__Given entries__:
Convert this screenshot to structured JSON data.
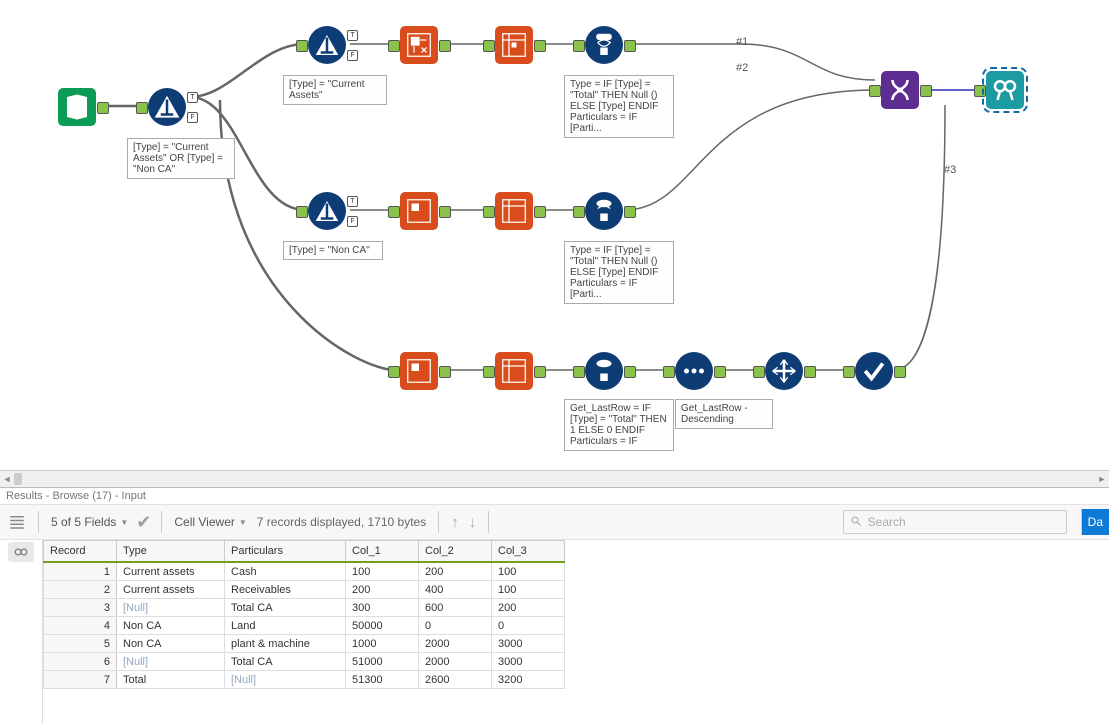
{
  "canvas": {
    "filter1_annot": "[Type] = \"Current Assets\" OR [Type] = \"Non CA\"",
    "filter2_annot": "[Type] = \"Current Assets\"",
    "filter3_annot": "[Type] = \"Non CA\"",
    "formula1_annot": "Type = IF [Type] = \"Total\" THEN Null () ELSE [Type] ENDIF\nParticulars = IF [Parti...",
    "formula2_annot": "Type = IF [Type] = \"Total\" THEN Null () ELSE [Type] ENDIF\nParticulars = IF [Parti...",
    "formula3_annot": "Get_LastRow = IF [Type] = \"Total\" THEN 1 ELSE 0 ENDIF\nParticulars = IF",
    "sort_annot": "Get_LastRow - Descending",
    "edge_labels": {
      "e1": "#1",
      "e2": "#2",
      "e3": "#3"
    }
  },
  "results": {
    "header": "Results - Browse (17) - Input",
    "fields_summary": "5 of 5 Fields",
    "cell_viewer": "Cell Viewer",
    "status": "7 records displayed, 1710 bytes",
    "search_placeholder": "Search",
    "data_btn": "Da",
    "columns": [
      "Record",
      "Type",
      "Particulars",
      "Col_1",
      "Col_2",
      "Col_3"
    ],
    "rows": [
      {
        "idx": "1",
        "type": "Current assets",
        "part": "Cash",
        "c1": "100",
        "c2": "200",
        "c3": "100"
      },
      {
        "idx": "2",
        "type": "Current assets",
        "part": "Receivables",
        "c1": "200",
        "c2": "400",
        "c3": "100"
      },
      {
        "idx": "3",
        "type": "[Null]",
        "part": "Total CA",
        "c1": "300",
        "c2": "600",
        "c3": "200",
        "type_null": true
      },
      {
        "idx": "4",
        "type": "Non CA",
        "part": "Land",
        "c1": "50000",
        "c2": "0",
        "c3": "0"
      },
      {
        "idx": "5",
        "type": "Non CA",
        "part": "plant & machine",
        "c1": "1000",
        "c2": "2000",
        "c3": "3000"
      },
      {
        "idx": "6",
        "type": "[Null]",
        "part": "Total CA",
        "c1": "51000",
        "c2": "2000",
        "c3": "3000",
        "type_null": true
      },
      {
        "idx": "7",
        "type": "Total",
        "part": "[Null]",
        "c1": "51300",
        "c2": "2600",
        "c3": "3200",
        "part_null": true
      }
    ]
  }
}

__The problem__: Take the listing above and print it exactly, apart from the pictures.

__Task output__:
Convert this screenshot to structured JSON data.
{
  "canvas": {
    "filter1_annot": "[Type] = \"Current Assets\" OR [Type] = \"Non CA\"",
    "filter2_annot": "[Type] = \"Current Assets\"",
    "filter3_annot": "[Type] = \"Non CA\"",
    "formula1_annot": "Type = IF [Type] = \"Total\" THEN Null () ELSE [Type] ENDIF\nParticulars = IF [Parti...",
    "formula2_annot": "Type = IF [Type] = \"Total\" THEN Null () ELSE [Type] ENDIF\nParticulars = IF [Parti...",
    "formula3_annot": "Get_LastRow = IF [Type] = \"Total\" THEN 1 ELSE 0 ENDIF\nParticulars = IF",
    "sort_annot": "Get_LastRow - Descending",
    "edge_labels": {
      "e1": "#1",
      "e2": "#2",
      "e3": "#3"
    }
  },
  "results": {
    "header": "Results - Browse (17) - Input",
    "fields_summary": "5 of 5 Fields",
    "cell_viewer": "Cell Viewer",
    "status": "7 records displayed, 1710 bytes",
    "search_placeholder": "Search",
    "data_btn": "Da",
    "columns": [
      "Record",
      "Type",
      "Particulars",
      "Col_1",
      "Col_2",
      "Col_3"
    ],
    "rows": [
      {
        "idx": "1",
        "type": "Current assets",
        "part": "Cash",
        "c1": "100",
        "c2": "200",
        "c3": "100"
      },
      {
        "idx": "2",
        "type": "Current assets",
        "part": "Receivables",
        "c1": "200",
        "c2": "400",
        "c3": "100"
      },
      {
        "idx": "3",
        "type": "[Null]",
        "part": "Total CA",
        "c1": "300",
        "c2": "600",
        "c3": "200",
        "type_null": true
      },
      {
        "idx": "4",
        "type": "Non CA",
        "part": "Land",
        "c1": "50000",
        "c2": "0",
        "c3": "0"
      },
      {
        "idx": "5",
        "type": "Non CA",
        "part": "plant & machine",
        "c1": "1000",
        "c2": "2000",
        "c3": "3000"
      },
      {
        "idx": "6",
        "type": "[Null]",
        "part": "Total CA",
        "c1": "51000",
        "c2": "2000",
        "c3": "3000",
        "type_null": true
      },
      {
        "idx": "7",
        "type": "Total",
        "part": "[Null]",
        "c1": "51300",
        "c2": "2600",
        "c3": "3200",
        "part_null": true
      }
    ]
  }
}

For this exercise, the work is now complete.